Input rows:
— Start —

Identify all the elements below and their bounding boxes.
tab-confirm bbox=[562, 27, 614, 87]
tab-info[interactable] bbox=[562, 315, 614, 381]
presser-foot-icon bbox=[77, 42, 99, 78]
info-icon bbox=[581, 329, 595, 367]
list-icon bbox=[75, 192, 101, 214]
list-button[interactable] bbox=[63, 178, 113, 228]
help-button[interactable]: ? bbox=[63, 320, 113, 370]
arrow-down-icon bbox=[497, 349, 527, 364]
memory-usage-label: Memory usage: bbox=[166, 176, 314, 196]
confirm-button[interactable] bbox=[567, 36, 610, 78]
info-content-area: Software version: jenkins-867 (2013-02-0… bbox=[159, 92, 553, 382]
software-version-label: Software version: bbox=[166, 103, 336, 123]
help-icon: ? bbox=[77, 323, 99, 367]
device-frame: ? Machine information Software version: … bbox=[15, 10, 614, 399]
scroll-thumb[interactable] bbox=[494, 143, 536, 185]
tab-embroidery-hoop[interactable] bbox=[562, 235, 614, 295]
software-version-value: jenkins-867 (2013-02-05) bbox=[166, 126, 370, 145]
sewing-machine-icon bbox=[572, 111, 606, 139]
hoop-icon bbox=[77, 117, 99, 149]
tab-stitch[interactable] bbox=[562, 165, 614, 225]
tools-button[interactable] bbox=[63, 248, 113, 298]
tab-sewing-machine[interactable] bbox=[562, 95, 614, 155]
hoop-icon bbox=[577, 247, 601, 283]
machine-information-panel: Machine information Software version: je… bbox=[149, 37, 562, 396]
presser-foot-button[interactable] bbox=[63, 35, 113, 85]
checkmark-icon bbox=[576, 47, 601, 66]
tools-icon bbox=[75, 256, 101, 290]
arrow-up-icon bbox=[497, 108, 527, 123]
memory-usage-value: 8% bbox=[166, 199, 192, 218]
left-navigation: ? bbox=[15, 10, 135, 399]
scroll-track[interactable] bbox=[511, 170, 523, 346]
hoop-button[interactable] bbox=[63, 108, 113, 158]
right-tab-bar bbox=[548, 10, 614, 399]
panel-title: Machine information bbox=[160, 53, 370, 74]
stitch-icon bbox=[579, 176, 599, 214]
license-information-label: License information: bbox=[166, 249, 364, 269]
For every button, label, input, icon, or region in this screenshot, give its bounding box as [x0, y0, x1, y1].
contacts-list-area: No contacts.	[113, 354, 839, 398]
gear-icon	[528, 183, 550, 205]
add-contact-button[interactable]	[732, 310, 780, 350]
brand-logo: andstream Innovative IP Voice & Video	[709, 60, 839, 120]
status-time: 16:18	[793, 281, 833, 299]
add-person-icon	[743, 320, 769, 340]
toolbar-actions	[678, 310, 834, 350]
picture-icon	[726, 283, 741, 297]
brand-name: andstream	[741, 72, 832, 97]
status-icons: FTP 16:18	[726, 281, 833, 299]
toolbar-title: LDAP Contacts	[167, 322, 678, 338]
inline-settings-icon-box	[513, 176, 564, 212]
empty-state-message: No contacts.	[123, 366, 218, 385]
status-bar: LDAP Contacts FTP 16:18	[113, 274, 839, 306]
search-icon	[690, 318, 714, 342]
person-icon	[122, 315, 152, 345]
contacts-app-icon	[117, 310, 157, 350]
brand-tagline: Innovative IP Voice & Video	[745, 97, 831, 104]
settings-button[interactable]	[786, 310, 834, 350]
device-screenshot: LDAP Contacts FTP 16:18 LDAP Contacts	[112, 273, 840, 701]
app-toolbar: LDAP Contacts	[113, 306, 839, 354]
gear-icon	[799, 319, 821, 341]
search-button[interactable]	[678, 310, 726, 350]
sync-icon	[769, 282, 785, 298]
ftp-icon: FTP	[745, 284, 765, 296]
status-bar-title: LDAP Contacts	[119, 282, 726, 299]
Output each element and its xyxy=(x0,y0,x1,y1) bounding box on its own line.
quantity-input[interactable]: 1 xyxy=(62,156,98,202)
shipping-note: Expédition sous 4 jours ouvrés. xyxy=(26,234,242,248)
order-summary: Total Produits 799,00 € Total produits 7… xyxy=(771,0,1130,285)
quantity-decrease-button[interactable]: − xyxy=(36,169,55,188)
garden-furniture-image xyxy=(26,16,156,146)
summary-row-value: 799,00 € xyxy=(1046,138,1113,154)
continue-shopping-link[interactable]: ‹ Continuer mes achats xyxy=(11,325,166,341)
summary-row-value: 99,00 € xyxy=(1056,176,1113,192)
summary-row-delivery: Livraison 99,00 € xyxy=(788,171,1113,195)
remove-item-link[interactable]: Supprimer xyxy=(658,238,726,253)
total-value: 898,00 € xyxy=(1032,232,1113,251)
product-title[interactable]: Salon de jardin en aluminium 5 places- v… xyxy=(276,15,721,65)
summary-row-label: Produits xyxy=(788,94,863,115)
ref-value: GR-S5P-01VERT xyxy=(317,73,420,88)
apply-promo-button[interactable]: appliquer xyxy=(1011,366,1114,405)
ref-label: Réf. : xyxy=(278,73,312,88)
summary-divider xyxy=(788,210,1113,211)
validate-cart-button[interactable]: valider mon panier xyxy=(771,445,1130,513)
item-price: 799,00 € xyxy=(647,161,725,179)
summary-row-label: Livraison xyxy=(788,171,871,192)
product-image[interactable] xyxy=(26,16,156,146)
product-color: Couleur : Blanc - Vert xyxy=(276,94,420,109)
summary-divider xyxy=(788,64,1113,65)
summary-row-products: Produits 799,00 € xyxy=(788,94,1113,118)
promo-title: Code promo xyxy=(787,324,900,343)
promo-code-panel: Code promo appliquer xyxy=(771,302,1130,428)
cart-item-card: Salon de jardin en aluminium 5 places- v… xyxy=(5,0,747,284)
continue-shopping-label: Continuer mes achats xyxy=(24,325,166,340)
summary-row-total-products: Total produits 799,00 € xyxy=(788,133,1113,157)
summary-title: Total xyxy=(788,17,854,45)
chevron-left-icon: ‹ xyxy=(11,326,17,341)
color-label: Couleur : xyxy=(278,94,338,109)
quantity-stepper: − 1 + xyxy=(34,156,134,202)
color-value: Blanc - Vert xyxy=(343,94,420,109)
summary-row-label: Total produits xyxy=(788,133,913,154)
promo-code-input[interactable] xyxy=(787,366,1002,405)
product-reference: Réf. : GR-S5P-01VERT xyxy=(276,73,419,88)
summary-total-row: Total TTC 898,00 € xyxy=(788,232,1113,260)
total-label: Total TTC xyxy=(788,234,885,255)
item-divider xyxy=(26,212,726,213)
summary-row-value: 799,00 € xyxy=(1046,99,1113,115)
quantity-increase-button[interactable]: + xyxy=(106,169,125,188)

— End —

Work required: Format every line of the data above as a JSON array of strings, one string per line, omitting any blank lines.

Answer for this exercise:
[
  "Identify all the elements below and their bounding boxes.",
  "tab-confirm bbox=[562, 27, 614, 87]",
  "tab-info[interactable] bbox=[562, 315, 614, 381]",
  "presser-foot-icon bbox=[77, 42, 99, 78]",
  "info-icon bbox=[581, 329, 595, 367]",
  "list-icon bbox=[75, 192, 101, 214]",
  "list-button[interactable] bbox=[63, 178, 113, 228]",
  "help-button[interactable]: ? bbox=[63, 320, 113, 370]",
  "arrow-down-icon bbox=[497, 349, 527, 364]",
  "memory-usage-label: Memory usage: bbox=[166, 176, 314, 196]",
  "confirm-button[interactable] bbox=[567, 36, 610, 78]",
  "info-content-area: Software version: jenkins-867 (2013-02-0… bbox=[159, 92, 553, 382]",
  "software-version-label: Software version: bbox=[166, 103, 336, 123]",
  "help-icon: ? bbox=[77, 323, 99, 367]",
  "device-frame: ? Machine information Software version: … bbox=[15, 10, 614, 399]",
  "scroll-thumb[interactable] bbox=[494, 143, 536, 185]",
  "tab-embroidery-hoop[interactable] bbox=[562, 235, 614, 295]",
  "software-version-value: jenkins-867 (2013-02-05) bbox=[166, 126, 370, 145]",
  "sewing-machine-icon bbox=[572, 111, 606, 139]",
  "hoop-icon bbox=[77, 117, 99, 149]",
  "tab-stitch[interactable] bbox=[562, 165, 614, 225]",
  "tools-button[interactable] bbox=[63, 248, 113, 298]",
  "tab-sewing-machine[interactable] bbox=[562, 95, 614, 155]",
  "hoop-icon bbox=[577, 247, 601, 283]",
  "machine-information-panel: Machine information Software version: je… bbox=[149, 37, 562, 396]",
  "presser-foot-button[interactable] bbox=[63, 35, 113, 85]",
  "checkmark-icon bbox=[576, 47, 601, 66]",
  "tools-icon bbox=[75, 256, 101, 290]",
  "arrow-up-icon bbox=[497, 108, 527, 123]",
  "memory-usage-value: 8% bbox=[166, 199, 192, 218]",
  "left-navigation: ? bbox=[15, 10, 135, 399]",
  "scroll-track[interactable] bbox=[511, 170, 523, 346]",
  "hoop-button[interactable] bbox=[63, 108, 113, 158]",
  "right-tab-bar bbox=[548, 10, 614, 399]",
  "panel-title: Machine information bbox=[160, 53, 370, 74]",
  "stitch-icon bbox=[579, 176, 599, 214]",
  "license-information-label: License information: bbox=[166, 249, 364, 269]",
  "For every button, label, input, icon, or region in this screenshot, give its bounding box as [x0, y0, x1, y1].",
  "contacts-list-area: No contacts.\t[113, 354, 839, 398]",
  "gear-icon\t[528, 183, 550, 205]",
  "add-contact-button[interactable]\t[732, 310, 780, 350]",
  "brand-logo: andstream Innovative IP Voice & Video\t[709, 60, 839, 120]",
  "status-time: 16:18\t[793, 281, 833, 299]",
  "add-person-icon\t[743, 320, 769, 340]",
  "toolbar-actions\t[678, 310, 834, 350]",
  "picture-icon\t[726, 283, 741, 297]",
  "brand-name: andstream\t[741, 72, 832, 97]",
  "status-icons: FTP 16:18\t[726, 281, 833, 299]",
  "toolbar-title: LDAP Contacts\t[167, 322, 678, 338]",
  "inline-settings-icon-box\t[513, 176, 564, 212]",
  "empty-state-message: No contacts.\t[123, 366, 218, 385]",
  "status-bar: LDAP Contacts FTP 16:18\t[113, 274, 839, 306]",
  "search-icon\t[690, 318, 714, 342]",
  "person-icon\t[122, 315, 152, 345]",
  "contacts-app-icon\t[117, 310, 157, 350]",
  "brand-tagline: Innovative IP Voice & Video\t[745, 97, 831, 104]",
  "settings-button[interactable]\t[786, 310, 834, 350]",
  "device-screenshot: LDAP Contacts FTP 16:18 LDAP Contacts\t[112, 273, 840, 701]",
  "app-toolbar: LDAP Contacts\t[113, 306, 839, 354]",
  "gear-icon\t[799, 319, 821, 341]",
  "search-button[interactable]\t[678, 310, 726, 350]",
  "sync-icon\t[769, 282, 785, 298]",
  "ftp-icon: FTP\t[745, 284, 765, 296]",
  "status-bar-title: LDAP Contacts\t[119, 282, 726, 299]",
  "Output each element and its xyxy=(x0,y0,x1,y1) bounding box on its own line.",
  "quantity-input[interactable]: 1 xyxy=(62,156,98,202)",
  "shipping-note: Expédition sous 4 jours ouvrés. xyxy=(26,234,242,248)",
  "order-summary: Total Produits 799,00 € Total produits 7… xyxy=(771,0,1130,285)",
  "quantity-decrease-button[interactable]: − xyxy=(36,169,55,188)",
  "garden-furniture-image xyxy=(26,16,156,146)",
  "summary-row-value: 799,00 € xyxy=(1046,138,1113,154)",
  "continue-shopping-link[interactable]: ‹ Continuer mes achats xyxy=(11,325,166,341)",
  "summary-row-value: 99,00 € xyxy=(1056,176,1113,192)",
  "summary-row-delivery: Livraison 99,00 € xyxy=(788,171,1113,195)",
  "remove-item-link[interactable]: Supprimer xyxy=(658,238,726,253)",
  "total-value: 898,00 € xyxy=(1032,232,1113,251)",
  "product-title[interactable]: Salon de jardin en aluminium 5 places- v… xyxy=(276,15,721,65)",
  "summary-row-label: Produits xyxy=(788,94,863,115)",
  "ref-value: GR-S5P-01VERT xyxy=(317,73,420,88)",
  "apply-promo-button[interactable]: appliquer xyxy=(1011,366,1114,405)",
  "ref-label: Réf. : xyxy=(278,73,312,88)",
  "summary-divider xyxy=(788,210,1113,211)",
  "validate-cart-button[interactable]: valider mon panier xyxy=(771,445,1130,513)",
  "item-price: 799,00 € xyxy=(647,161,725,179)",
  "summary-row-label: Livraison xyxy=(788,171,871,192)",
  "product-image[interactable] xyxy=(26,16,156,146)",
  "product-color: Couleur : Blanc - Vert xyxy=(276,94,420,109)",
  "summary-divider xyxy=(788,64,1113,65)",
  "summary-row-products: Produits 799,00 € xyxy=(788,94,1113,118)",
  "promo-title: Code promo xyxy=(787,324,900,343)",
  "promo-code-panel: Code promo appliquer xyxy=(771,302,1130,428)",
  "cart-item-card: Salon de jardin en aluminium 5 places- v… xyxy=(5,0,747,284)",
  "continue-shopping-label: Continuer mes achats xyxy=(24,325,166,340)",
  "summary-row-total-products: Total produits 799,00 € xyxy=(788,133,1113,157)",
  "summary-title: Total xyxy=(788,17,854,45)",
  "chevron-left-icon: ‹ xyxy=(11,326,17,341)",
  "color-label: Couleur : xyxy=(278,94,338,109)",
  "quantity-stepper: − 1 + xyxy=(34,156,134,202)",
  "color-value: Blanc - Vert xyxy=(343,94,420,109)",
  "summary-row-label: Total produits xyxy=(788,133,913,154)",
  "promo-code-input[interactable] xyxy=(787,366,1002,405)",
  "product-reference: Réf. : GR-S5P-01VERT xyxy=(276,73,419,88)",
  "summary-total-row: Total TTC 898,00 € xyxy=(788,232,1113,260)",
  "total-label: Total TTC xyxy=(788,234,885,255)",
  "item-divider xyxy=(26,212,726,213)",
  "summary-row-value: 799,00 € xyxy=(1046,99,1113,115)",
  "quantity-increase-button[interactable]: + xyxy=(106,169,125,188)"
]